- **Your instructions**
Copy out each line that includes the word "content".

Collection entries
::::::::

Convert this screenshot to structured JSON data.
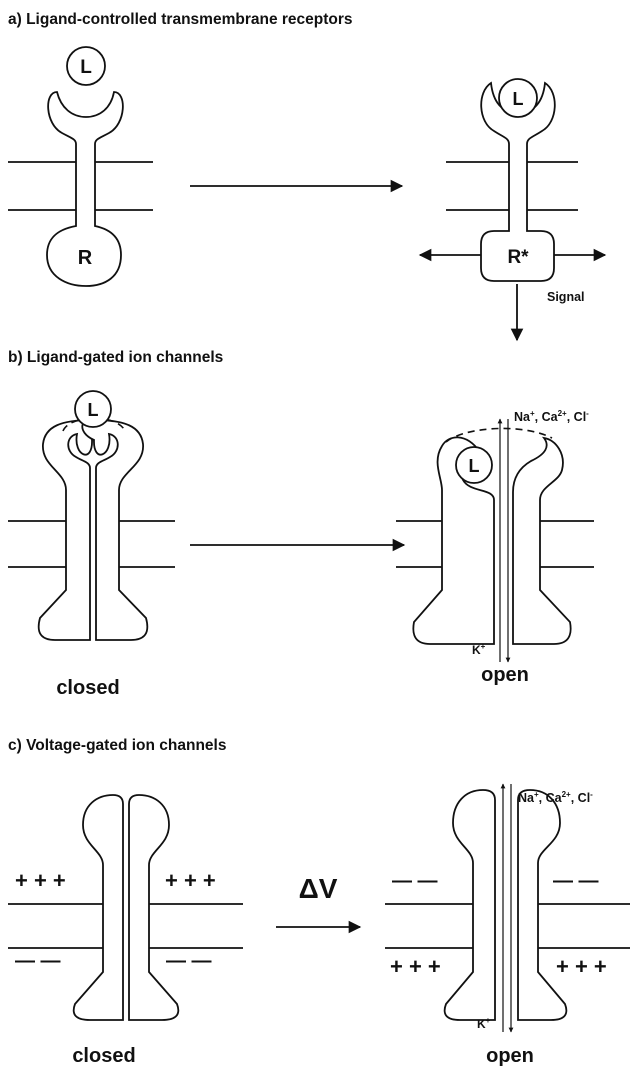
{
  "panels": {
    "a": {
      "title": "a) Ligand-controlled transmembrane receptors",
      "ligand_left": "L",
      "receptor_left": "R",
      "ligand_right": "L",
      "receptor_right": "R*",
      "signal": "Signal"
    },
    "b": {
      "title": "b) Ligand-gated ion channels",
      "ligand_left": "L",
      "ligand_right": "L",
      "ions_in": "Na",
      "ions_in_sup": "+",
      "ions_in_sep1": ", Ca",
      "ions_in_sup2": "2+",
      "ions_in_sep2": ", Cl",
      "ions_in_sup3": "-",
      "ion_out": "K",
      "ion_out_sup": "+",
      "closed": "closed",
      "open": "open"
    },
    "c": {
      "title": "c) Voltage-gated ion channels",
      "delta_v": "ΔV",
      "plus": "+ + +",
      "minus": "— —",
      "ions_in": "Na",
      "ions_in_sup": "+",
      "ions_in_sep1": ", Ca",
      "ions_in_sup2": "2+",
      "ions_in_sep2": ", Cl",
      "ions_in_sup3": "-",
      "ion_out": "K",
      "ion_out_sup": "+",
      "closed": "closed",
      "open": "open"
    }
  }
}
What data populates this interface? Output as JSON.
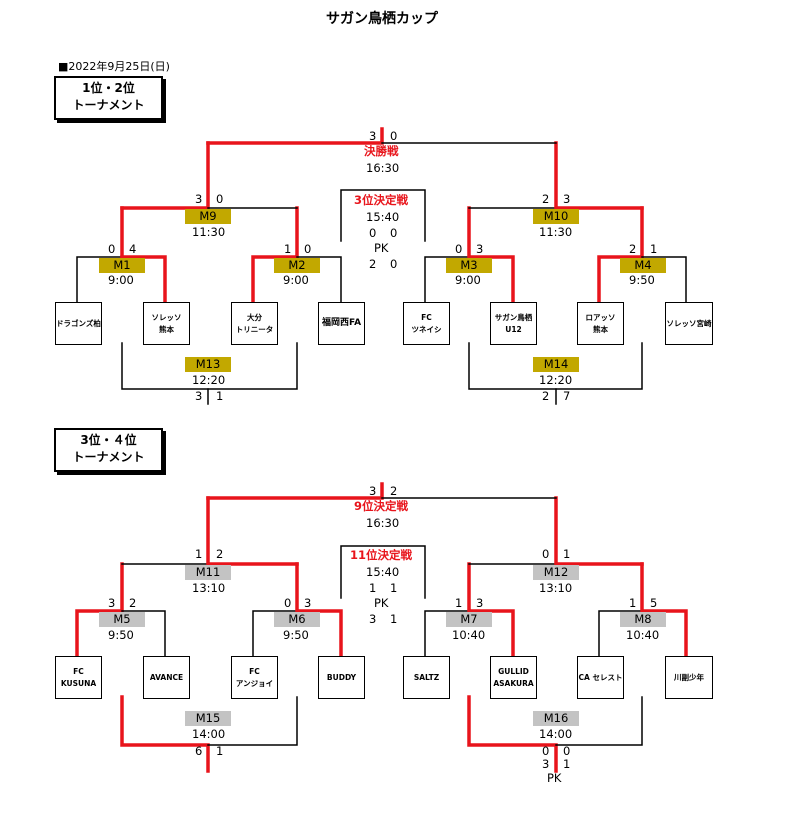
{
  "title": "サガン鳥栖カップ",
  "date": "■2022年9月25日(日)",
  "sections": {
    "top_header": [
      "1位・2位",
      "トーナメント"
    ],
    "bottom_header": [
      "3位・４位",
      "トーナメント"
    ]
  },
  "top": {
    "teams": [
      "ドラゴンズ柏",
      "ソレッソ\n熊本",
      "大分\nトリニータ",
      "福岡西FA",
      "FC\nツネイシ",
      "サガン鳥栖\nU12",
      "ロアッソ\n熊本",
      "ソレッソ宮崎"
    ],
    "matches": {
      "M1": {
        "label": "M1",
        "time": "9:00",
        "s1": "0",
        "s2": "4"
      },
      "M2": {
        "label": "M2",
        "time": "9:00",
        "s1": "1",
        "s2": "0"
      },
      "M3": {
        "label": "M3",
        "time": "9:00",
        "s1": "0",
        "s2": "3"
      },
      "M4": {
        "label": "M4",
        "time": "9:50",
        "s1": "2",
        "s2": "1"
      },
      "M9": {
        "label": "M9",
        "time": "11:30",
        "s1": "3",
        "s2": "0"
      },
      "M10": {
        "label": "M10",
        "time": "11:30",
        "s1": "2",
        "s2": "3"
      },
      "final": {
        "label": "決勝戦",
        "time": "16:30",
        "s1": "3",
        "s2": "0"
      },
      "third": {
        "label": "3位決定戦",
        "time": "15:40",
        "s1": "0",
        "s2": "0",
        "pk": "PK",
        "pk1": "2",
        "pk2": "0"
      },
      "M13": {
        "label": "M13",
        "time": "12:20",
        "s1": "3",
        "s2": "1"
      },
      "M14": {
        "label": "M14",
        "time": "12:20",
        "s1": "2",
        "s2": "7"
      }
    }
  },
  "bottom": {
    "teams": [
      "FC\nKUSUNA",
      "AVANCE",
      "FC\nアンジョイ",
      "BUDDY",
      "SALTZ",
      "GULLID\nASAKURA",
      "CA セレスト",
      "川副少年"
    ],
    "matches": {
      "M5": {
        "label": "M5",
        "time": "9:50",
        "s1": "3",
        "s2": "2"
      },
      "M6": {
        "label": "M6",
        "time": "9:50",
        "s1": "0",
        "s2": "3"
      },
      "M7": {
        "label": "M7",
        "time": "10:40",
        "s1": "1",
        "s2": "3"
      },
      "M8": {
        "label": "M8",
        "time": "10:40",
        "s1": "1",
        "s2": "5"
      },
      "M11": {
        "label": "M11",
        "time": "13:10",
        "s1": "1",
        "s2": "2"
      },
      "M12": {
        "label": "M12",
        "time": "13:10",
        "s1": "0",
        "s2": "1"
      },
      "final": {
        "label": "9位決定戦",
        "time": "16:30",
        "s1": "3",
        "s2": "2"
      },
      "third": {
        "label": "11位決定戦",
        "time": "15:40",
        "s1": "1",
        "s2": "1",
        "pk": "PK",
        "pk1": "3",
        "pk2": "1"
      },
      "M15": {
        "label": "M15",
        "time": "14:00",
        "s1": "6",
        "s2": "1"
      },
      "M16": {
        "label": "M16",
        "time": "14:00",
        "s1": "0",
        "s2": "0",
        "pk1": "3",
        "pk2": "1",
        "pk": "PK"
      }
    }
  },
  "colors": {
    "winner_line": "#e8141b",
    "line": "#000000",
    "box_gold": "#c2a800",
    "box_grey": "#c3c3c3"
  }
}
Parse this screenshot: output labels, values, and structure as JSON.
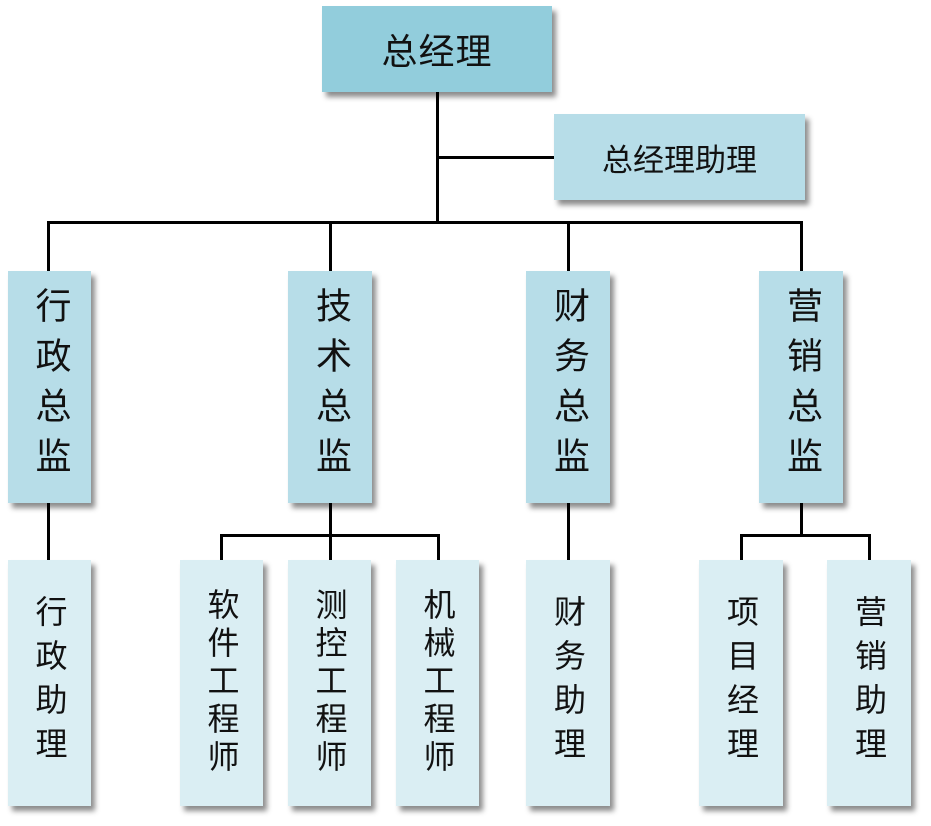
{
  "chart": {
    "title": "总经理",
    "assistant": "总经理助理",
    "directors": [
      {
        "label": "行政总监",
        "children": [
          "行政助理"
        ]
      },
      {
        "label": "技术总监",
        "children": [
          "软件工程师",
          "测控工程师",
          "机械工程师"
        ]
      },
      {
        "label": "财务总监",
        "children": [
          "财务助理"
        ]
      },
      {
        "label": "营销总监",
        "children": [
          "项目经理",
          "营销助理"
        ]
      }
    ]
  },
  "colors": {
    "top": "#92CDDC",
    "level1": "#B7DDE8",
    "level2": "#DAEEF3",
    "line": "#000000"
  }
}
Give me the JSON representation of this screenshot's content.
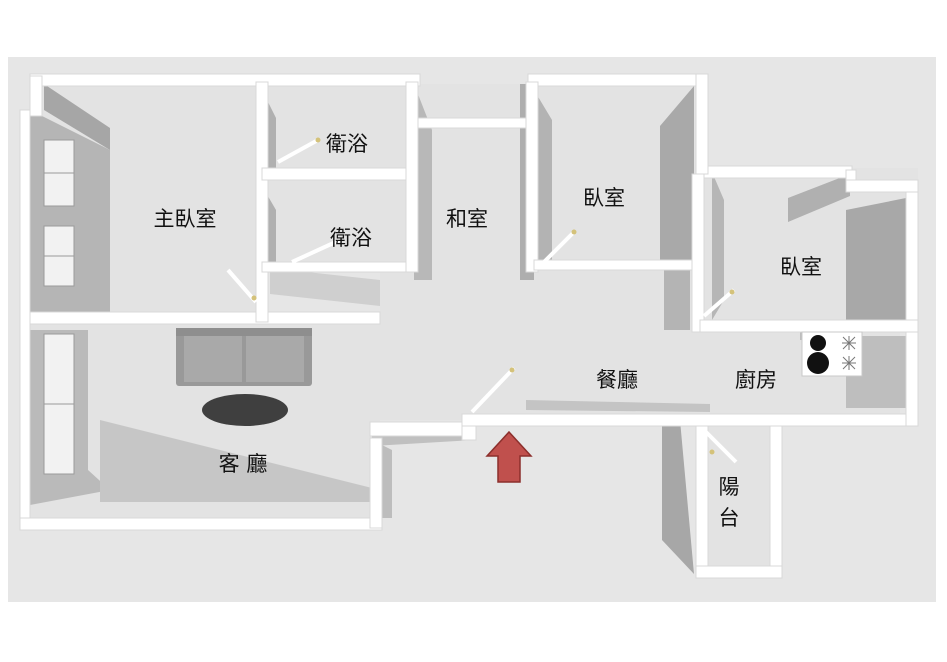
{
  "rooms": {
    "master_bedroom": "主臥室",
    "bathroom_top": "衛浴",
    "bathroom_bottom": "衛浴",
    "tatami_room": "和室",
    "bedroom_center": "臥室",
    "bedroom_right": "臥室",
    "dining_room": "餐廳",
    "kitchen": "廚房",
    "living_room": "客 廳",
    "balcony_line1": "陽",
    "balcony_line2": "台"
  },
  "colors": {
    "background": "#e6e6e6",
    "floor": "#e2e2e2",
    "wall_top": "#ffffff",
    "wall_side": "#b9b9b9",
    "wall_side_dark": "#a9a9a9",
    "entrance_arrow": "#c0504d",
    "door_hinge": "#d4c27a"
  },
  "icons": [
    "entrance-arrow-icon",
    "sofa-icon",
    "coffee-table-icon",
    "stove-icon",
    "window-icon",
    "door-icon"
  ]
}
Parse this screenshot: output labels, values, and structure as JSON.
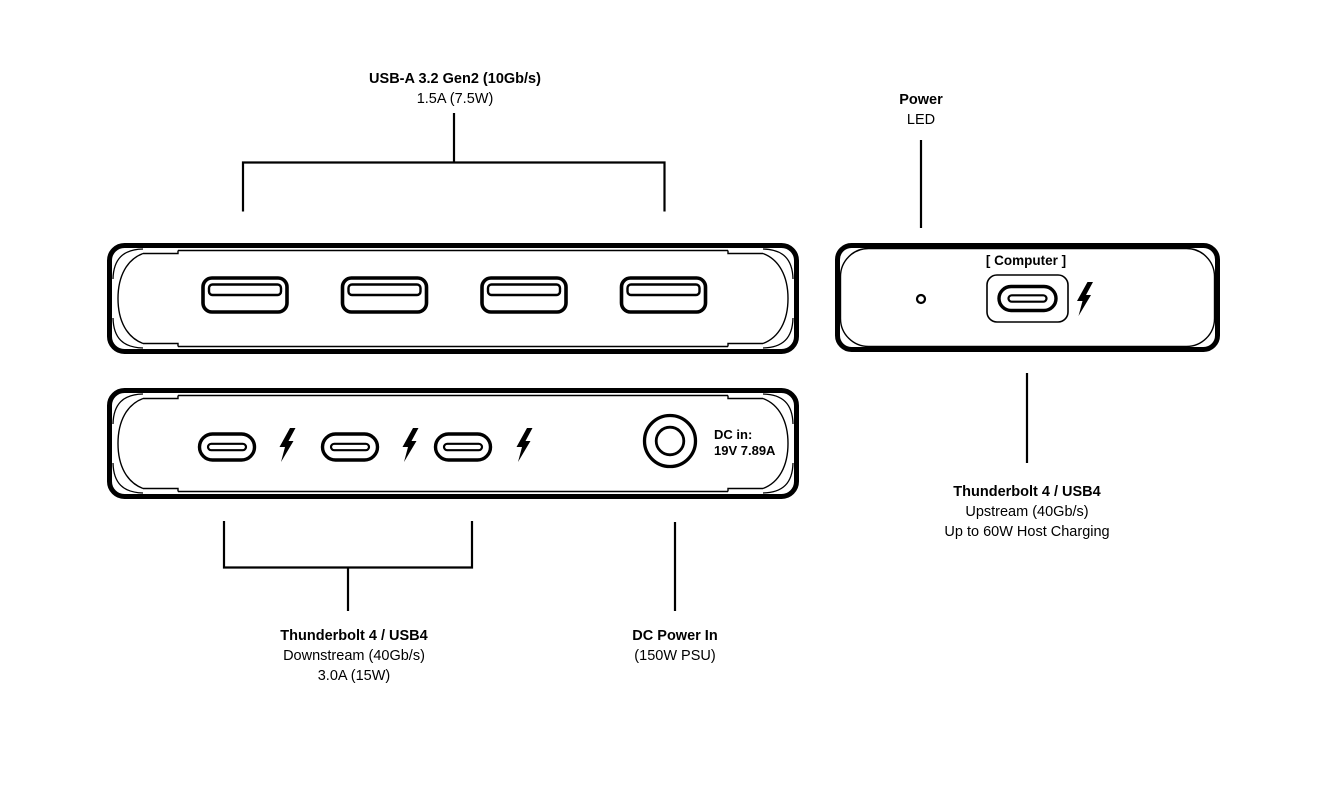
{
  "diagram": {
    "background": "#ffffff",
    "line_color": "#000000",
    "labels": {
      "usba": {
        "title": "USB-A 3.2 Gen2 (10Gb/s)",
        "line2": "1.5A (7.5W)"
      },
      "power_led": {
        "title": "Power",
        "line2": "LED"
      },
      "computer_port": "[ Computer ]",
      "dc_in": {
        "line1": "DC in:",
        "line2": "19V 7.89A"
      },
      "tb_downstream": {
        "title": "Thunderbolt 4 / USB4",
        "line2": "Downstream (40Gb/s)",
        "line3": "3.0A (15W)"
      },
      "dc_power_in": {
        "title": "DC Power In",
        "line2": "(150W PSU)"
      },
      "tb_upstream": {
        "title": "Thunderbolt 4 / USB4",
        "line2": "Upstream (40Gb/s)",
        "line3": "Up to 60W Host Charging"
      }
    },
    "panels": {
      "front_usba": {
        "usba_port_count": 4
      },
      "front_tb": {
        "usbc_port_count": 3,
        "lightning_bolt_count": 3,
        "has_dc_jack": true
      },
      "host": {
        "usbc_port_count": 1,
        "has_power_led": true,
        "lightning_bolt_count": 1
      }
    }
  }
}
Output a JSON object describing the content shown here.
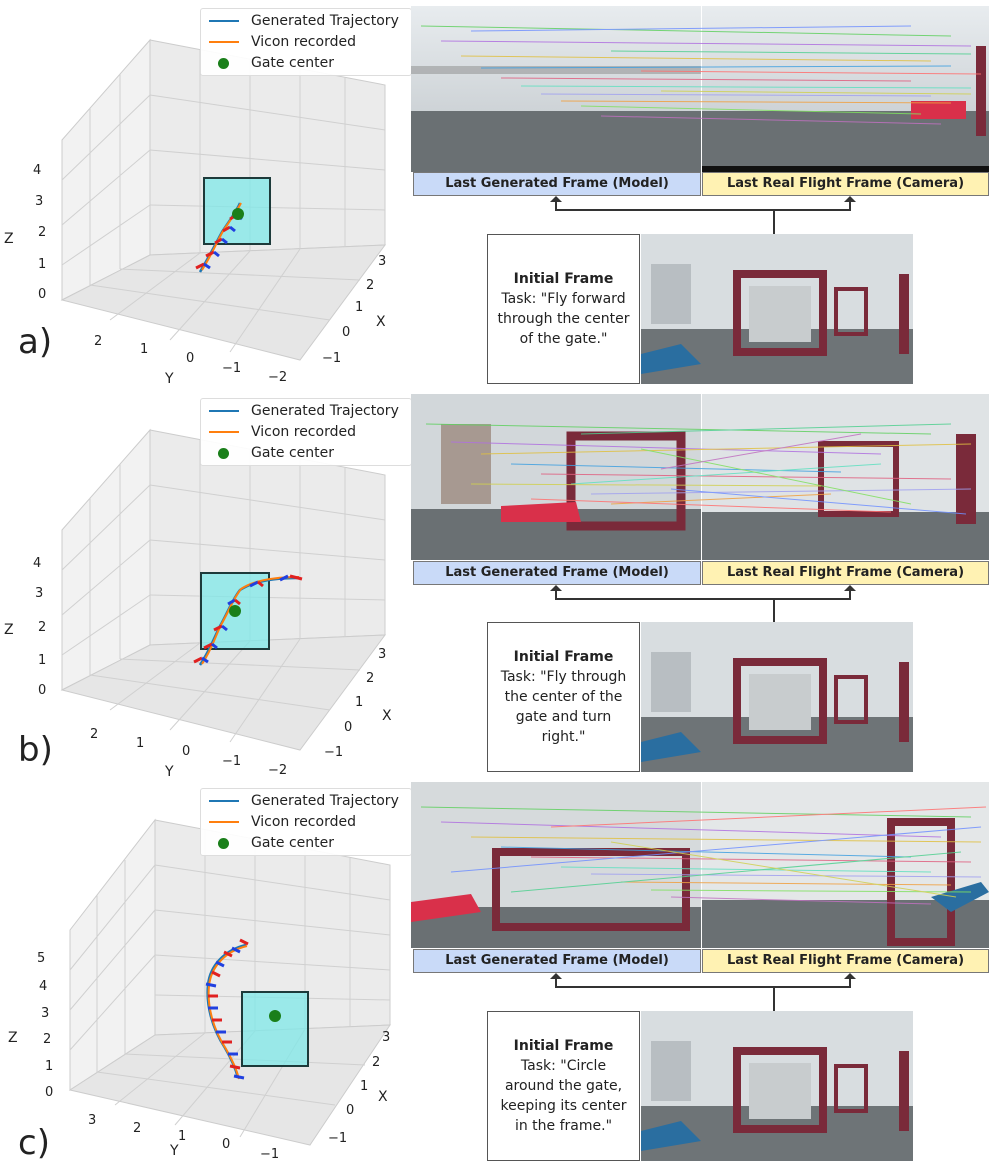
{
  "legend": {
    "generated": "Generated Trajectory",
    "vicon": "Vicon recorded",
    "gate": "Gate center"
  },
  "colors": {
    "generated": "#1f77b4",
    "vicon": "#ff7f0e",
    "gate_center": "#1a7f1a",
    "gate_fill": "#7fe8e8",
    "label_model": "#c9daf8",
    "label_camera": "#fff2b3"
  },
  "labels": {
    "model": "Last Generated Frame (Model)",
    "camera": "Last Real Flight Frame (Camera)"
  },
  "axes": {
    "x": "X",
    "y": "Y",
    "z": "Z"
  },
  "panels": [
    {
      "letter": "a)",
      "task_title": "Initial Frame",
      "task_lines": [
        "Task: \"Fly forward",
        "through the center",
        "of the gate.\""
      ],
      "z_ticks": [
        "0",
        "1",
        "2",
        "3",
        "4"
      ],
      "y_ticks": [
        "2",
        "1",
        "0",
        "−1",
        "−2"
      ],
      "x_ticks": [
        "−1",
        "0",
        "1",
        "2",
        "3"
      ]
    },
    {
      "letter": "b)",
      "task_title": "Initial Frame",
      "task_lines": [
        "Task: \"Fly through",
        "the center of the",
        "gate and turn",
        "right.\""
      ],
      "z_ticks": [
        "0",
        "1",
        "2",
        "3",
        "4"
      ],
      "y_ticks": [
        "2",
        "1",
        "0",
        "−1",
        "−2"
      ],
      "x_ticks": [
        "−1",
        "0",
        "1",
        "2",
        "3"
      ]
    },
    {
      "letter": "c)",
      "task_title": "Initial Frame",
      "task_lines": [
        "Task: \"Circle",
        "around the gate,",
        "keeping its center",
        "in the frame.\""
      ],
      "z_ticks": [
        "0",
        "1",
        "2",
        "3",
        "4",
        "5"
      ],
      "y_ticks": [
        "3",
        "2",
        "1",
        "0",
        "−1"
      ],
      "x_ticks": [
        "−1",
        "0",
        "1",
        "2",
        "3"
      ]
    }
  ]
}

::::::::

- **Task solution**
Give me the JSON representation of this screenshot's content.
Output a JSON object describing the content shown here.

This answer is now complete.